▶ WHAT YOU NEED TO DO
Make an exact copy of the entries, and keep any pictures out of it.
[Start DATA EXCERPTS]
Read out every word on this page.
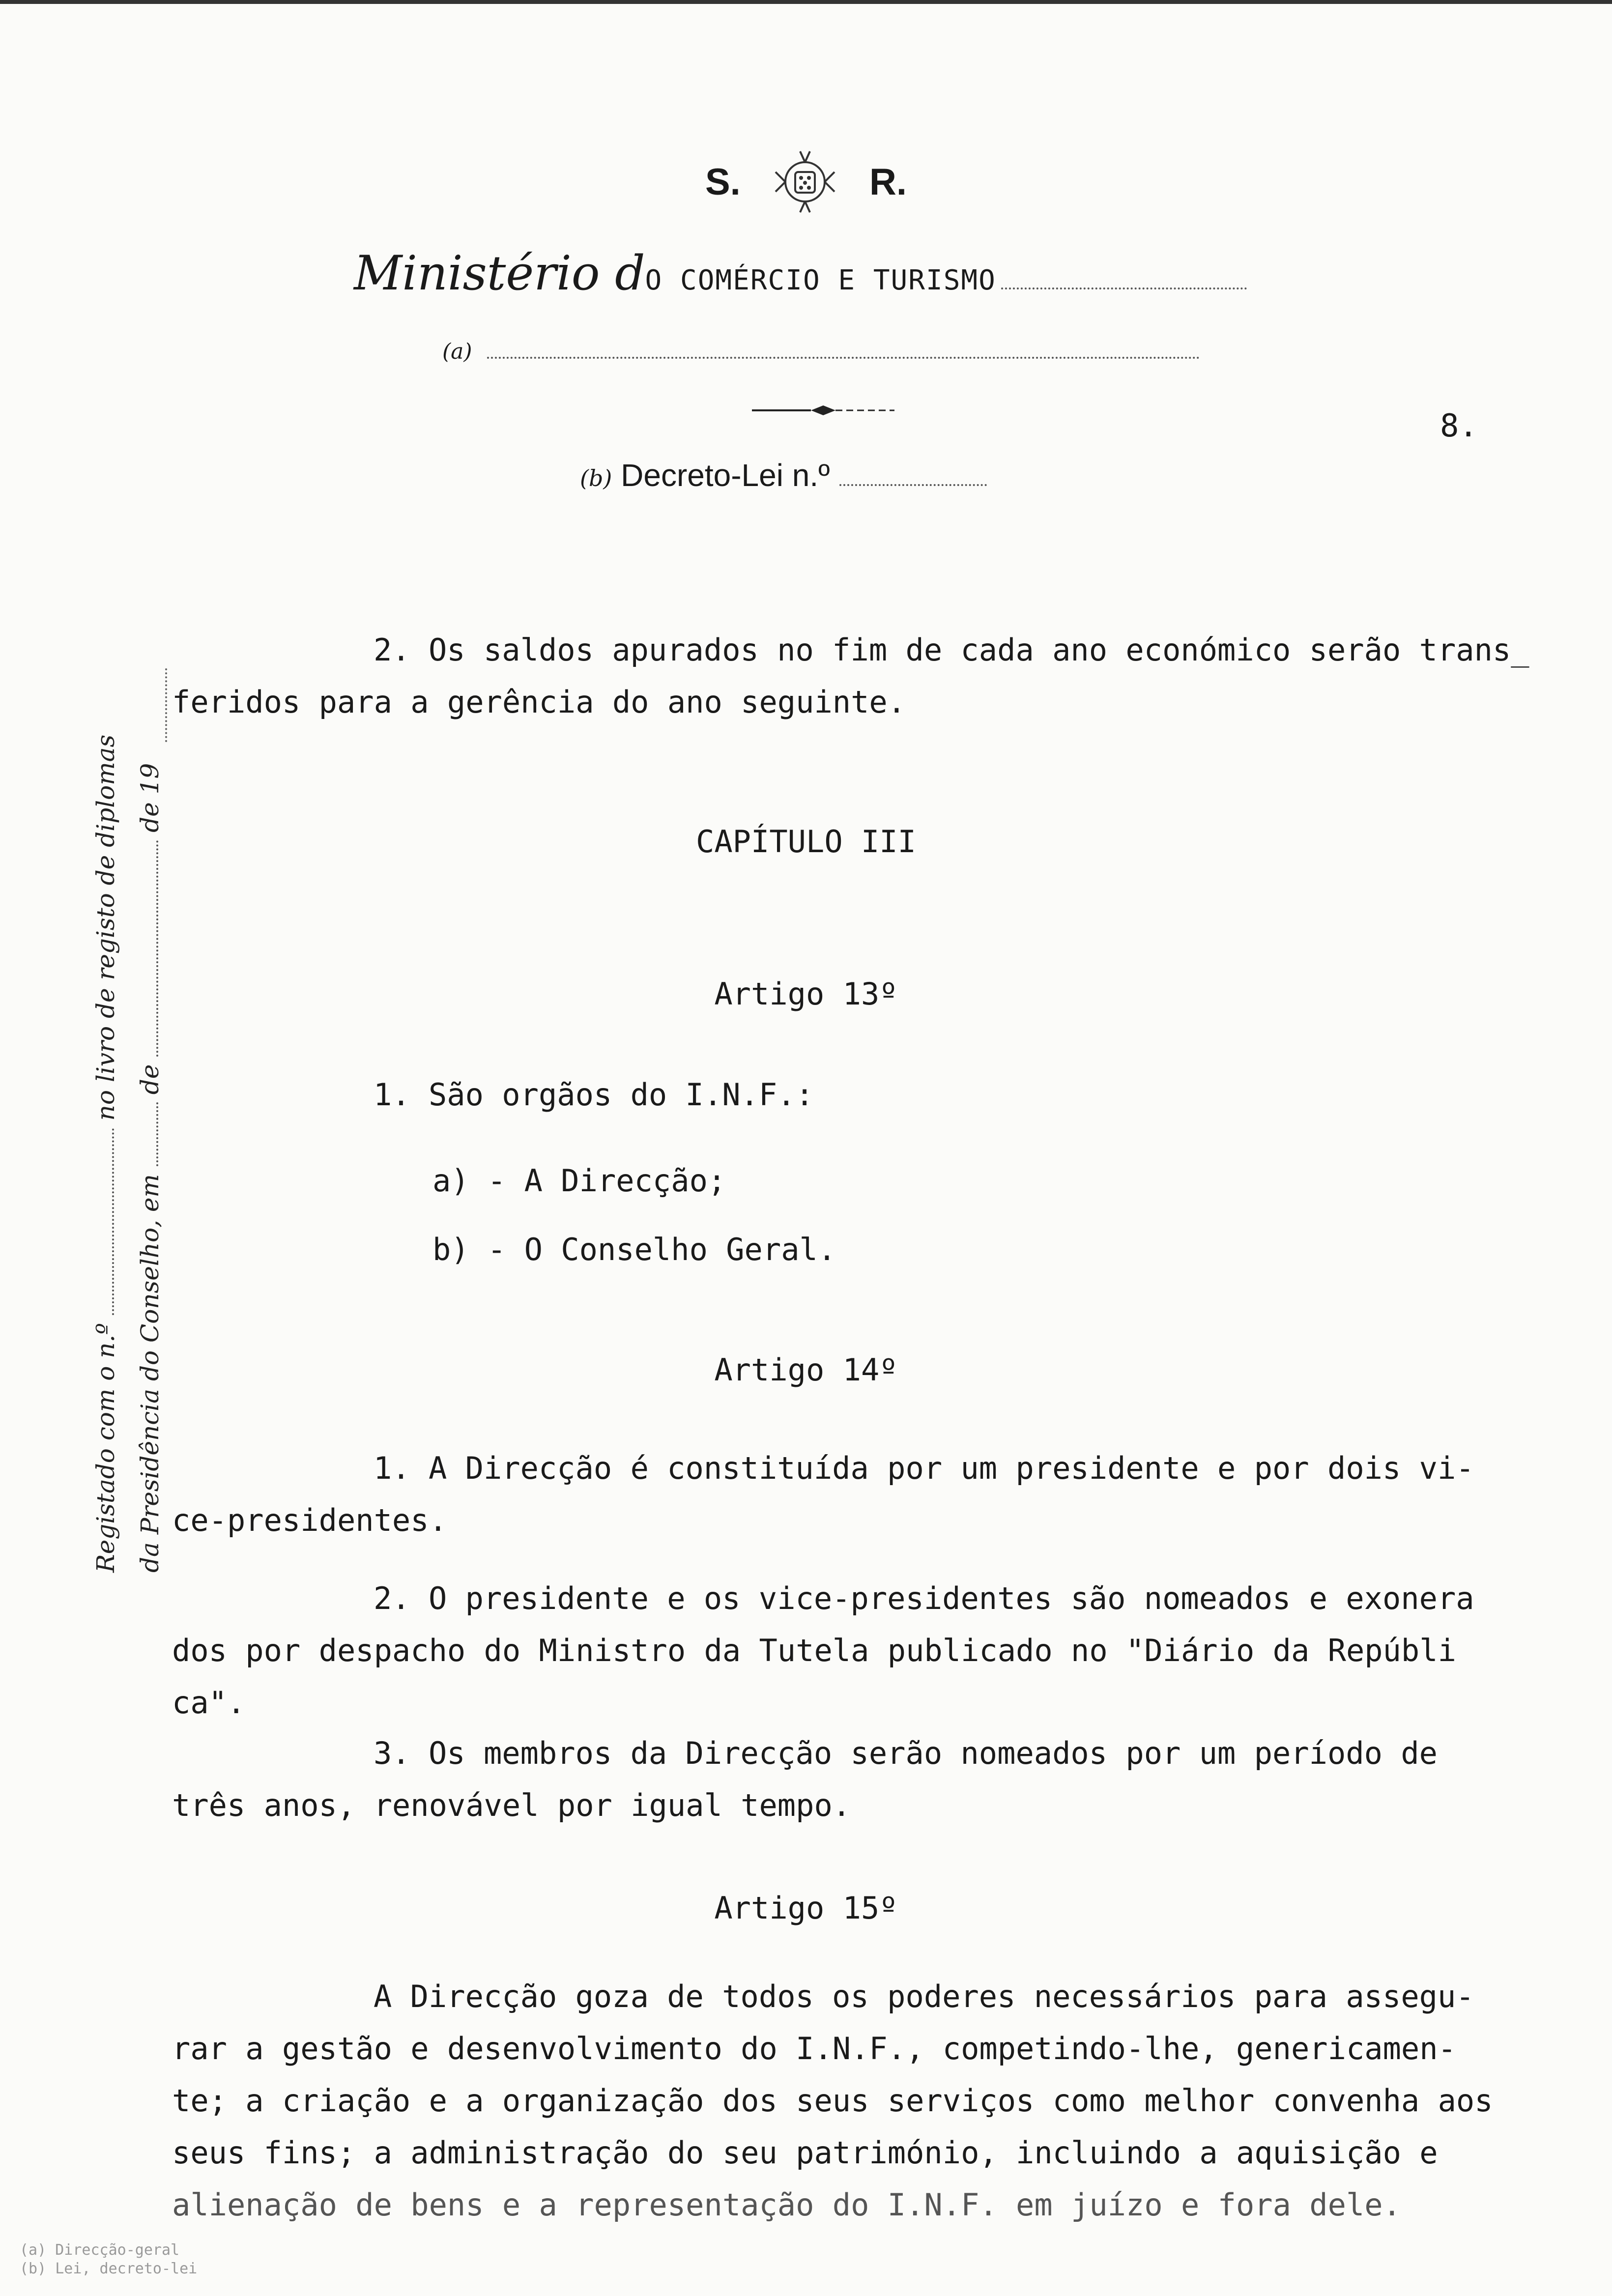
S.	R.
Ministério dO COMÉRCIO E TURISMO
(a)
8.
(b) Decreto-Lei n.º
Registado com o n.º  no livro de registo de diplomas
da Presidência do Conselho, em  de  de 19
2. Os saldos apurados no fim de cada ano económico serão trans_
feridos para a gerência do ano seguinte.
CAPÍTULO III
Artigo 13º
1. São orgãos do I.N.F.:
a) - A Direcção;
b) - O Conselho Geral.
Artigo 14º
1. A Direcção é constituída por um presidente e por dois vi-
ce-presidentes.
2. O presidente e os vice-presidentes são nomeados e exonera
dos por despacho do Ministro da Tutela publicado no "Diário da Repúbli
ca".
3. Os membros da Direcção serão nomeados por um período de
três anos, renovável por igual tempo.
Artigo 15º
A Direcção goza de todos os poderes necessários para assegu-
rar a gestão e desenvolvimento do I.N.F., competindo-lhe, genericamen-
te; a criação e a organização dos seus serviços como melhor convenha aos
seus fins; a administração do seu património, incluindo a aquisição e
alienação de bens e a representação do I.N.F. em juízo e fora dele.
(a) Direcção-geral
(b) Lei, decreto-lei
[End DATA EXCERPTS]
▶ SOLUTION
Read out every word on this page.
S.	R.
Ministério dO COMÉRCIO E TURISMO
(a)
8.
(b) Decreto-Lei n.º
Registado com o n.º  no livro de registo de diplomas
da Presidência do Conselho, em  de  de 19
2. Os saldos apurados no fim de cada ano económico serão trans_
feridos para a gerência do ano seguinte.
CAPÍTULO III
Artigo 13º
1. São orgãos do I.N.F.:
a) - A Direcção;
b) - O Conselho Geral.
Artigo 14º
1. A Direcção é constituída por um presidente e por dois vi-
ce-presidentes.
2. O presidente e os vice-presidentes são nomeados e exonera
dos por despacho do Ministro da Tutela publicado no "Diário da Repúbli
ca".
3. Os membros da Direcção serão nomeados por um período de
três anos, renovável por igual tempo.
Artigo 15º
A Direcção goza de todos os poderes necessários para assegu-
rar a gestão e desenvolvimento do I.N.F., competindo-lhe, genericamen-
te; a criação e a organização dos seus serviços como melhor convenha aos
seus fins; a administração do seu património, incluindo a aquisição e
alienação de bens e a representação do I.N.F. em juízo e fora dele.
(a) Direcção-geral
(b) Lei, decreto-lei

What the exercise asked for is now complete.